■ SHORT PROBLEM ■
In the material below, find all lines with the string "Contains" and copy them.

■ TASK DATA ■
──────────────────────────────

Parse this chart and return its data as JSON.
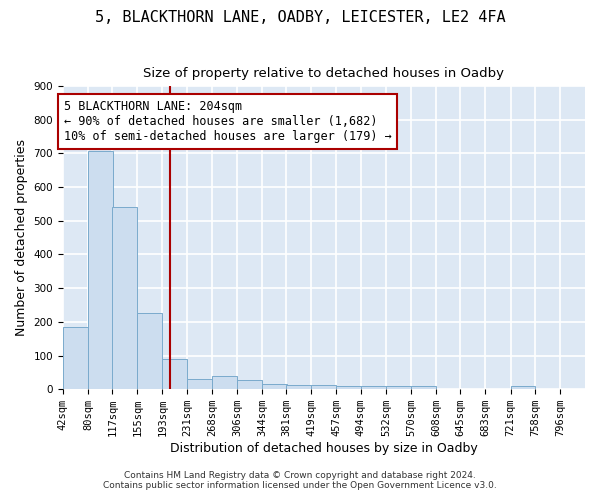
{
  "title1": "5, BLACKTHORN LANE, OADBY, LEICESTER, LE2 4FA",
  "title2": "Size of property relative to detached houses in Oadby",
  "xlabel": "Distribution of detached houses by size in Oadby",
  "ylabel": "Number of detached properties",
  "bar_color": "#ccddef",
  "bar_edge_color": "#7aaacc",
  "bg_color": "#dde8f4",
  "grid_color": "#ffffff",
  "bins": [
    42,
    80,
    117,
    155,
    193,
    231,
    268,
    306,
    344,
    381,
    419,
    457,
    494,
    532,
    570,
    608,
    645,
    683,
    721,
    758,
    796
  ],
  "values": [
    186,
    707,
    540,
    225,
    91,
    30,
    40,
    26,
    15,
    13,
    12,
    10,
    9,
    9,
    9,
    0,
    0,
    0,
    9,
    0,
    0
  ],
  "vline_x": 204,
  "vline_color": "#aa0000",
  "annotation_text": "5 BLACKTHORN LANE: 204sqm\n← 90% of detached houses are smaller (1,682)\n10% of semi-detached houses are larger (179) →",
  "annotation_box_color": "#ffffff",
  "annotation_border_color": "#aa0000",
  "ylim": [
    0,
    900
  ],
  "footer1": "Contains HM Land Registry data © Crown copyright and database right 2024.",
  "footer2": "Contains public sector information licensed under the Open Government Licence v3.0.",
  "title1_fontsize": 11,
  "title2_fontsize": 9.5,
  "xlabel_fontsize": 9,
  "ylabel_fontsize": 9,
  "tick_fontsize": 7.5,
  "annotation_fontsize": 8.5,
  "footer_fontsize": 6.5
}
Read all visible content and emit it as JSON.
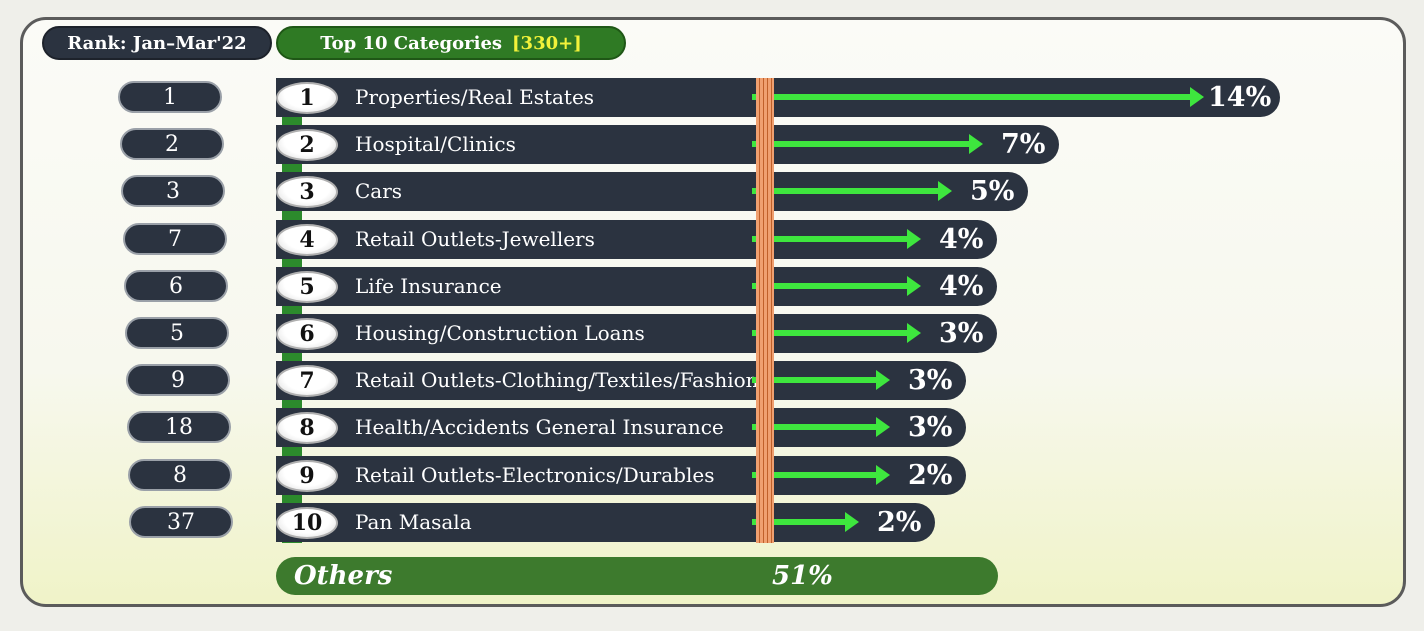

──────────────────────────────

■ TASK RESULT ■
  "footer1": "Contains HM Land Registry data © Crown copyright and database right 2024.",
  "footer2": "Contains public sector information licensed under the Open Government Licence v3.0.",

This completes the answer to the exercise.